• _TASK GOAL_: Below are some entries; can you quote all of them exactly?

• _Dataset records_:
— BEGIN —

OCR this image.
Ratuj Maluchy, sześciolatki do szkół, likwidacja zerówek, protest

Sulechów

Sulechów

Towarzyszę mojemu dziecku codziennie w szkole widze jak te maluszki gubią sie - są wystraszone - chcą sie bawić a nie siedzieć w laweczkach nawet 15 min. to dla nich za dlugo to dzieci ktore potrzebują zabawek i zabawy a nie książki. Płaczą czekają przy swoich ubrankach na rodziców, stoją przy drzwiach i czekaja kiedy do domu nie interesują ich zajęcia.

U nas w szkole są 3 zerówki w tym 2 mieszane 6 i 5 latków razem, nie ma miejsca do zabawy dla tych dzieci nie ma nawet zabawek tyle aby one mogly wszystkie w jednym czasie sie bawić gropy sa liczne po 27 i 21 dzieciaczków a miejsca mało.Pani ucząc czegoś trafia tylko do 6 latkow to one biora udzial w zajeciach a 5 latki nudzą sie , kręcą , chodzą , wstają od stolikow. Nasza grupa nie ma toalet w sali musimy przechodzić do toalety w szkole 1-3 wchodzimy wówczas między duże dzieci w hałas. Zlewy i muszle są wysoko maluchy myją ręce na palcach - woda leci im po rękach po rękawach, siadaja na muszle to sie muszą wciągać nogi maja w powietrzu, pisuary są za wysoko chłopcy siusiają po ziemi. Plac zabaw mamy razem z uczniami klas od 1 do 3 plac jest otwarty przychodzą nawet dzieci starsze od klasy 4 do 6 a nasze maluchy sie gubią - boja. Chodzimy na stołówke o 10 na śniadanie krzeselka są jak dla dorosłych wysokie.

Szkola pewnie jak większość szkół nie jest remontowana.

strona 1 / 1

— END —

• _EXPECTED ANSWER_:
OCR this image.
Ratuj Maluchy, sześciolatki do szkół, likwidacja zerówek, protest

Sulechów

Sulechów

Towarzyszę mojemu dziecku codziennie w szkole widze jak te maluszki gubią sie - są wystraszone - chcą sie bawić a nie siedzieć w laweczkach nawet 15 min. to dla nich za dlugo to dzieci ktore potrzebują zabawek i zabawy a nie książki. Płaczą czekają przy swoich ubrankach na rodziców, stoją przy drzwiach i czekaja kiedy do domu nie interesują ich zajęcia.

U nas w szkole są 3 zerówki w tym 2 mieszane 6 i 5 latków razem, nie ma miejsca do zabawy dla tych dzieci nie ma nawet zabawek tyle aby one mogly wszystkie w jednym czasie sie bawić gropy sa liczne po 27 i 21 dzieciaczków a miejsca mało.Pani ucząc czegoś trafia tylko do 6 latkow to one biora udzial w zajeciach a 5 latki nudzą sie , kręcą , chodzą , wstają od stolikow. Nasza grupa nie ma toalet w sali musimy przechodzić do toalety w szkole 1-3 wchodzimy wówczas między duże dzieci w hałas. Zlewy i muszle są wysoko maluchy myją ręce na palcach - woda leci im po rękach po rękawach, siadaja na muszle to sie muszą wciągać nogi maja w powietrzu, pisuary są za wysoko chłopcy siusiają po ziemi. Plac zabaw mamy razem z uczniami klas od 1 do 3 plac jest otwarty przychodzą nawet dzieci starsze od klasy 4 do 6 a nasze maluchy sie gubią - boja. Chodzimy na stołówke o 10 na śniadanie krzeselka są jak dla dorosłych wysokie.

Szkola pewnie jak większość szkół nie jest remontowana.

strona 1 / 1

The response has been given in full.